Entries provided
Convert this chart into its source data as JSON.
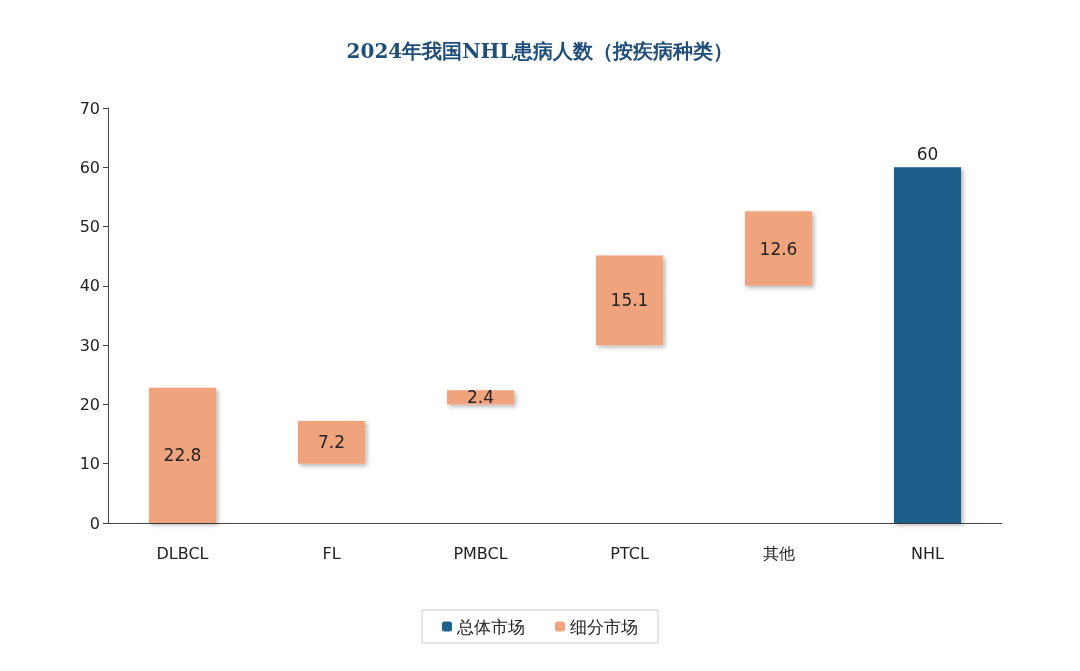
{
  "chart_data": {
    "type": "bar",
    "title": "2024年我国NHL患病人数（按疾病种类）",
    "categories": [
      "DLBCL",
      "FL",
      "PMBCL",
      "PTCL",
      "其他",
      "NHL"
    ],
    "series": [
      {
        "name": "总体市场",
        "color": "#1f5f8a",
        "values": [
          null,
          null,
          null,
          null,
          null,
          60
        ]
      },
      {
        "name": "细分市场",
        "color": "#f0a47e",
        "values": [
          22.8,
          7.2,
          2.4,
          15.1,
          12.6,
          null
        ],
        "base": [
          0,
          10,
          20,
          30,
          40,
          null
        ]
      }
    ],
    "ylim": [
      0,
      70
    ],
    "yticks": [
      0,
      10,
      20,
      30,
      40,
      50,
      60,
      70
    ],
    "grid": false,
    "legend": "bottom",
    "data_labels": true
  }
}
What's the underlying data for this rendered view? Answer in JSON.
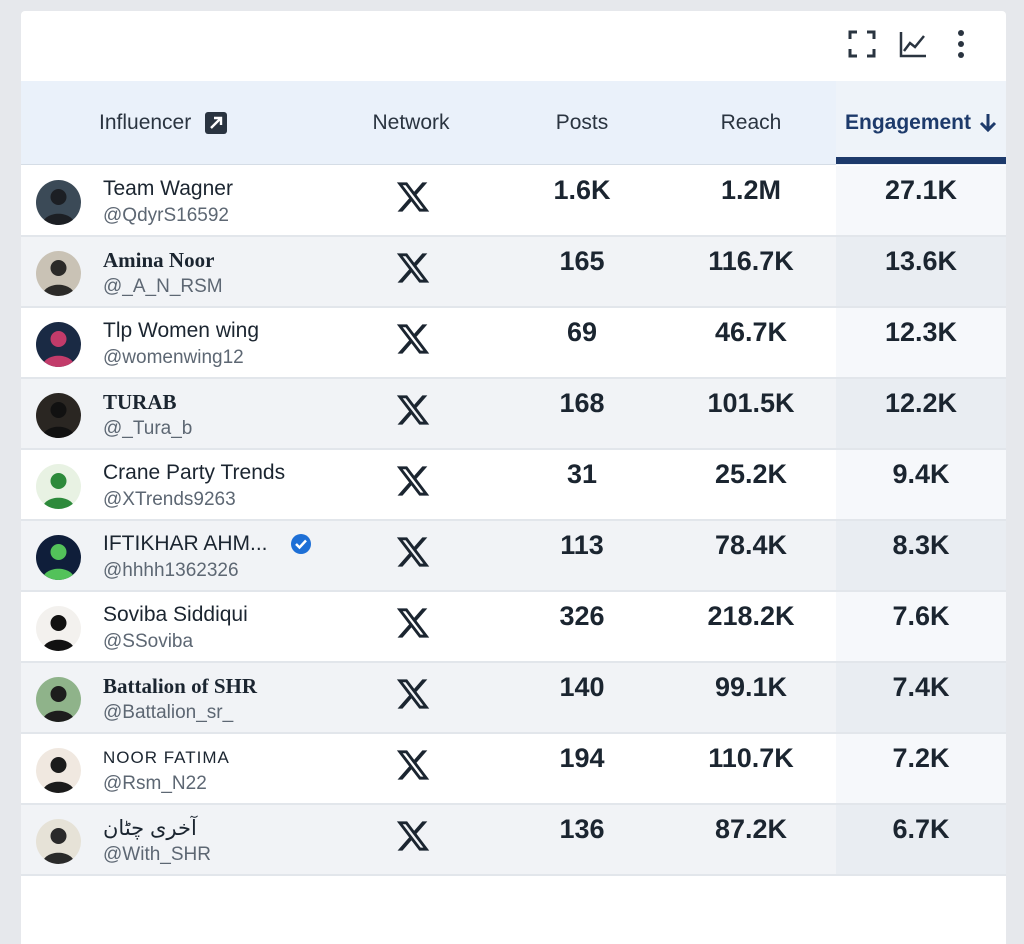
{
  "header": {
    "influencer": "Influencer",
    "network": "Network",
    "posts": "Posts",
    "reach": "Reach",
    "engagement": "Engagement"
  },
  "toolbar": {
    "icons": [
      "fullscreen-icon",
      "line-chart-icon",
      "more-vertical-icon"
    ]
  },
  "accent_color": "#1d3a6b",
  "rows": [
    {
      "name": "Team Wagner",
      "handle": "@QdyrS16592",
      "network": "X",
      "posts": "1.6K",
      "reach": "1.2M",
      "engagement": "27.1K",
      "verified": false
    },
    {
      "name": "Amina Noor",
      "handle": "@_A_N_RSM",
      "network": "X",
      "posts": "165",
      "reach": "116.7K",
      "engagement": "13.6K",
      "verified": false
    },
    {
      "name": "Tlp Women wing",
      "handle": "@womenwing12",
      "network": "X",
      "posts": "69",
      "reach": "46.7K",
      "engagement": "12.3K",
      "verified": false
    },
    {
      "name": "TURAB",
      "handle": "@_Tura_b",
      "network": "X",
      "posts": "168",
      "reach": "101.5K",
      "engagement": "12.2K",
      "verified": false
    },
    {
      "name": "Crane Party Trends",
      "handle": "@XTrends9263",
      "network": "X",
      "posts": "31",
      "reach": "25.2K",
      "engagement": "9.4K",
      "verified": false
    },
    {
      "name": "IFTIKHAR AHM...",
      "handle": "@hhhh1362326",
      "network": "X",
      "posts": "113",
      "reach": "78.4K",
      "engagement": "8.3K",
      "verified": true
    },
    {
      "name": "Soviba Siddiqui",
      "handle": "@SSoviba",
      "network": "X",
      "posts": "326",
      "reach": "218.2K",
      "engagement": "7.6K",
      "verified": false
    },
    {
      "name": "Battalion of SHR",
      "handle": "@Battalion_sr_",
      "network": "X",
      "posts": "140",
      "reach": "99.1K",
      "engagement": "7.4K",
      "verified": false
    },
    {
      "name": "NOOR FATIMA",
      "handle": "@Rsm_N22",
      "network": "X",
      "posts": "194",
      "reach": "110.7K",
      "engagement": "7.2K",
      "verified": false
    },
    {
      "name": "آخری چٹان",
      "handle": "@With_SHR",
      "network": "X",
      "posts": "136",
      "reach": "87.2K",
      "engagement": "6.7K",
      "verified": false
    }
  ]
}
...
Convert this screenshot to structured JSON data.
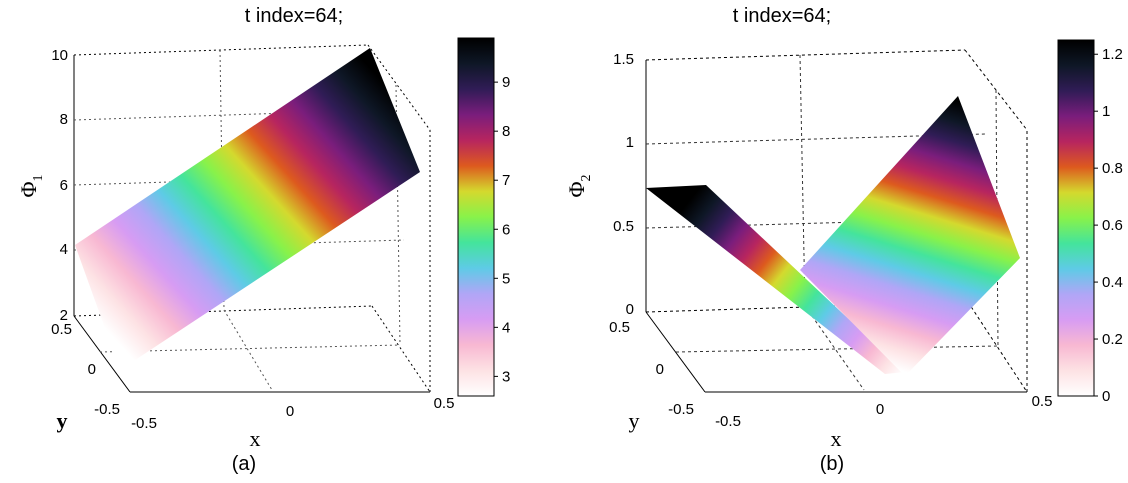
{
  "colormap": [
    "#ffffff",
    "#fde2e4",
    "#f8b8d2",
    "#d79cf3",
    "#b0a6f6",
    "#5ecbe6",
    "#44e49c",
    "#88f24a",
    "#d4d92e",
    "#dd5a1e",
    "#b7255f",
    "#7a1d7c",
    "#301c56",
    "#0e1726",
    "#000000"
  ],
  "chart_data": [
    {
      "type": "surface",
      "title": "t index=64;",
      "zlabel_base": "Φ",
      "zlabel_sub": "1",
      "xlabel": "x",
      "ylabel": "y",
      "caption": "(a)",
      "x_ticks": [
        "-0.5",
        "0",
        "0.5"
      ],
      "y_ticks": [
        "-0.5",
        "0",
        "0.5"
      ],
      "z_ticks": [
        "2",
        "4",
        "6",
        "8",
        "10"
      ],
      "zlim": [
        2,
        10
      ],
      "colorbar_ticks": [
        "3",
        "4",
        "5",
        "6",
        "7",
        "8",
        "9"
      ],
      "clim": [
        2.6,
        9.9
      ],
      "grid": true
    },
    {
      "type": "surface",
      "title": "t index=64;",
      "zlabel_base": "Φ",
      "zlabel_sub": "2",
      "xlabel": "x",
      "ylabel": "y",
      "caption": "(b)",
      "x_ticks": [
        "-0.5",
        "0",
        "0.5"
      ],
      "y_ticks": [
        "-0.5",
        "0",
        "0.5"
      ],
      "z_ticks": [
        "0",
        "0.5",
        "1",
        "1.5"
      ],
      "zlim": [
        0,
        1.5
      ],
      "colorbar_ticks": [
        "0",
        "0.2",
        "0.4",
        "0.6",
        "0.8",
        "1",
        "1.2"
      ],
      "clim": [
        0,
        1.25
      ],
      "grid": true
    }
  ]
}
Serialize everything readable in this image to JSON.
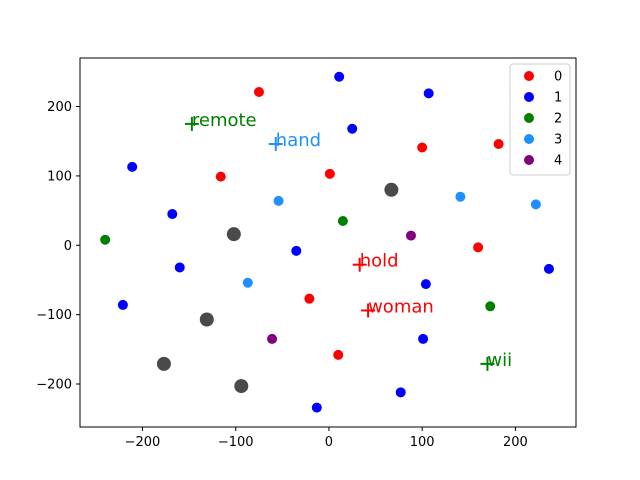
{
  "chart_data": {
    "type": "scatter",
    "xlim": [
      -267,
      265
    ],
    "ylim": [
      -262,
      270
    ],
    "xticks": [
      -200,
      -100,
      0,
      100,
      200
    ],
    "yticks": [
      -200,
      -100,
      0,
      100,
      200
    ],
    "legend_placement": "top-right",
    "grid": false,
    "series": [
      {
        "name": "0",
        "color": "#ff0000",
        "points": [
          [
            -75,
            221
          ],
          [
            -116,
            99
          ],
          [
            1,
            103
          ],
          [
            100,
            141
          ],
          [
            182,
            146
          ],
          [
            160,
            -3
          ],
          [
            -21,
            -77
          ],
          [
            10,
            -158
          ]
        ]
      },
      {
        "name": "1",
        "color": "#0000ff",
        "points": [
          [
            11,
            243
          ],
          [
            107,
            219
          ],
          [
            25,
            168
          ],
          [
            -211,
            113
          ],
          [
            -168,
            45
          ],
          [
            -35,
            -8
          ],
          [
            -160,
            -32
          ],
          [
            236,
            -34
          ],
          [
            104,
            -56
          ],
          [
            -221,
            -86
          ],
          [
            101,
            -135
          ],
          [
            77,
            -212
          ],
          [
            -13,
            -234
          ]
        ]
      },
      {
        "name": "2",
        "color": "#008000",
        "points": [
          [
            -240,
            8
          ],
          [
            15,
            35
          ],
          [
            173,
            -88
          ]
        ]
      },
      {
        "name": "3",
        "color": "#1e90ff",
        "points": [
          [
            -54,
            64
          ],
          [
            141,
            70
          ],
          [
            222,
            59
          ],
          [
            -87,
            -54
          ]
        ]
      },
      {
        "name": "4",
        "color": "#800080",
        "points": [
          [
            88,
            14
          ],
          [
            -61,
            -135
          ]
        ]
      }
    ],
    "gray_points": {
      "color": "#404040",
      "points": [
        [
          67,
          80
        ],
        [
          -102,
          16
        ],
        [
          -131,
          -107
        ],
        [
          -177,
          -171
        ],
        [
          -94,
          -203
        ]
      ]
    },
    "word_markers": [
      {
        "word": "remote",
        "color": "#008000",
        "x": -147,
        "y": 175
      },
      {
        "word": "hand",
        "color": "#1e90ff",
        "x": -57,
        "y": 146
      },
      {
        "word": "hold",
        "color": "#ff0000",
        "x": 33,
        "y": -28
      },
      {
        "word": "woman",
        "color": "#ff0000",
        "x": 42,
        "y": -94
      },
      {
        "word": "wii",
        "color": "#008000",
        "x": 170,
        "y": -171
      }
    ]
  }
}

Stated task
Give every line of the material that includes the string "true".

The response
    "data_labels": true
      "verified": true
      "grid": true
      "grid": true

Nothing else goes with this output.